▶ _DATASET EXTRACT_
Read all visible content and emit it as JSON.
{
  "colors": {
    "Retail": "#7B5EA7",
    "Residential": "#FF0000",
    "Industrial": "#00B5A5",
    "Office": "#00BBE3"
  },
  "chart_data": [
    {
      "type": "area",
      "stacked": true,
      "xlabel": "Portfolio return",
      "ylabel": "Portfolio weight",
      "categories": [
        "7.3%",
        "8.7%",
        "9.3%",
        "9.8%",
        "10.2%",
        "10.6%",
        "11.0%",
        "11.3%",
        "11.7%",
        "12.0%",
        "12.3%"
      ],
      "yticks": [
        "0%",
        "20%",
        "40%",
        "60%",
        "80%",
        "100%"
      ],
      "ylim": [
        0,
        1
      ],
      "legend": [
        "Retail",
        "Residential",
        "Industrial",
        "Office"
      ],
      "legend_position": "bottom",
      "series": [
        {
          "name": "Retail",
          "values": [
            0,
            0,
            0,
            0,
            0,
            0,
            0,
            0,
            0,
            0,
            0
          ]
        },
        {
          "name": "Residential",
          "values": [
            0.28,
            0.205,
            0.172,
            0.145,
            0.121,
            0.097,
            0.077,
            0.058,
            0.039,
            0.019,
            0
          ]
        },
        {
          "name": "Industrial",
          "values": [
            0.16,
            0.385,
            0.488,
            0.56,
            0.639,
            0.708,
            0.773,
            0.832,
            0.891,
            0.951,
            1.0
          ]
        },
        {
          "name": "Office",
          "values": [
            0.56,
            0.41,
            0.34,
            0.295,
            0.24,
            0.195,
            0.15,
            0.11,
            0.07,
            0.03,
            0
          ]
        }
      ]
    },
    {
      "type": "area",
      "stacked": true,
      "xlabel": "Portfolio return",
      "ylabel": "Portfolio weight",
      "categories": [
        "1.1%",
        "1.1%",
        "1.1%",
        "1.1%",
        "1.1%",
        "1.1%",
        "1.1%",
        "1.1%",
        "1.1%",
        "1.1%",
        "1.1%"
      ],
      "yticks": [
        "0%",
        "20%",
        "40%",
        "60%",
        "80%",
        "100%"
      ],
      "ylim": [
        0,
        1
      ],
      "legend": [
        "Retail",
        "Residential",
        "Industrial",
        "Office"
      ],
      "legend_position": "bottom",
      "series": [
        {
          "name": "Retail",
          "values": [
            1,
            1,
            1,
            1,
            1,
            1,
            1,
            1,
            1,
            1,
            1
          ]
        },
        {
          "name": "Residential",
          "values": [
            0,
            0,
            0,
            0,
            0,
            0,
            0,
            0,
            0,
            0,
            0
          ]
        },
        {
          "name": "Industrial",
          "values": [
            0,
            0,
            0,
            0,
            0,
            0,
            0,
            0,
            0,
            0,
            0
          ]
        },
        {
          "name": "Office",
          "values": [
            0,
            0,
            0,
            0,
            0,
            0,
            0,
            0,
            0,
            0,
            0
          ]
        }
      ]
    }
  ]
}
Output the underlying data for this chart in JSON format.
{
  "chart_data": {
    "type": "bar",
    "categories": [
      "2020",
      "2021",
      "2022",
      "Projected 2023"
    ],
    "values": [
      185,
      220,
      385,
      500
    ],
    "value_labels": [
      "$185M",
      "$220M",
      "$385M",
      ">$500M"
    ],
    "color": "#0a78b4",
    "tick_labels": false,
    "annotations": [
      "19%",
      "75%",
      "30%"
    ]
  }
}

▶ _EXERCISE DETAILS_
Restate every entry word for word.

▶ _REPLY_
Read all visible content and emit it as JSON.
{
  "colors": {
    "Retail": "#7B5EA7",
    "Residential": "#FF0000",
    "Industrial": "#00B5A5",
    "Office": "#00BBE3"
  },
  "chart_data": [
    {
      "type": "area",
      "stacked": true,
      "xlabel": "Portfolio return",
      "ylabel": "Portfolio weight",
      "categories": [
        "7.3%",
        "8.7%",
        "9.3%",
        "9.8%",
        "10.2%",
        "10.6%",
        "11.0%",
        "11.3%",
        "11.7%",
        "12.0%",
        "12.3%"
      ],
      "yticks": [
        "0%",
        "20%",
        "40%",
        "60%",
        "80%",
        "100%"
      ],
      "ylim": [
        0,
        1
      ],
      "legend": [
        "Retail",
        "Residential",
        "Industrial",
        "Office"
      ],
      "legend_position": "bottom",
      "series": [
        {
          "name": "Retail",
          "values": [
            0,
            0,
            0,
            0,
            0,
            0,
            0,
            0,
            0,
            0,
            0
          ]
        },
        {
          "name": "Residential",
          "values": [
            0.28,
            0.205,
            0.172,
            0.145,
            0.121,
            0.097,
            0.077,
            0.058,
            0.039,
            0.019,
            0
          ]
        },
        {
          "name": "Industrial",
          "values": [
            0.16,
            0.385,
            0.488,
            0.56,
            0.639,
            0.708,
            0.773,
            0.832,
            0.891,
            0.951,
            1.0
          ]
        },
        {
          "name": "Office",
          "values": [
            0.56,
            0.41,
            0.34,
            0.295,
            0.24,
            0.195,
            0.15,
            0.11,
            0.07,
            0.03,
            0
          ]
        }
      ]
    },
    {
      "type": "area",
      "stacked": true,
      "xlabel": "Portfolio return",
      "ylabel": "Portfolio weight",
      "categories": [
        "1.1%",
        "1.1%",
        "1.1%",
        "1.1%",
        "1.1%",
        "1.1%",
        "1.1%",
        "1.1%",
        "1.1%",
        "1.1%",
        "1.1%"
      ],
      "yticks": [
        "0%",
        "20%",
        "40%",
        "60%",
        "80%",
        "100%"
      ],
      "ylim": [
        0,
        1
      ],
      "legend": [
        "Retail",
        "Residential",
        "Industrial",
        "Office"
      ],
      "legend_position": "bottom",
      "series": [
        {
          "name": "Retail",
          "values": [
            1,
            1,
            1,
            1,
            1,
            1,
            1,
            1,
            1,
            1,
            1
          ]
        },
        {
          "name": "Residential",
          "values": [
            0,
            0,
            0,
            0,
            0,
            0,
            0,
            0,
            0,
            0,
            0
          ]
        },
        {
          "name": "Industrial",
          "values": [
            0,
            0,
            0,
            0,
            0,
            0,
            0,
            0,
            0,
            0,
            0
          ]
        },
        {
          "name": "Office",
          "values": [
            0,
            0,
            0,
            0,
            0,
            0,
            0,
            0,
            0,
            0,
            0
          ]
        }
      ]
    }
  ]
}
Output the underlying data for this chart in JSON format.
{
  "chart_data": {
    "type": "bar",
    "categories": [
      "2020",
      "2021",
      "2022",
      "Projected 2023"
    ],
    "values": [
      185,
      220,
      385,
      500
    ],
    "value_labels": [
      "$185M",
      "$220M",
      "$385M",
      ">$500M"
    ],
    "color": "#0a78b4",
    "tick_labels": false,
    "annotations": [
      "19%",
      "75%",
      "30%"
    ]
  }
}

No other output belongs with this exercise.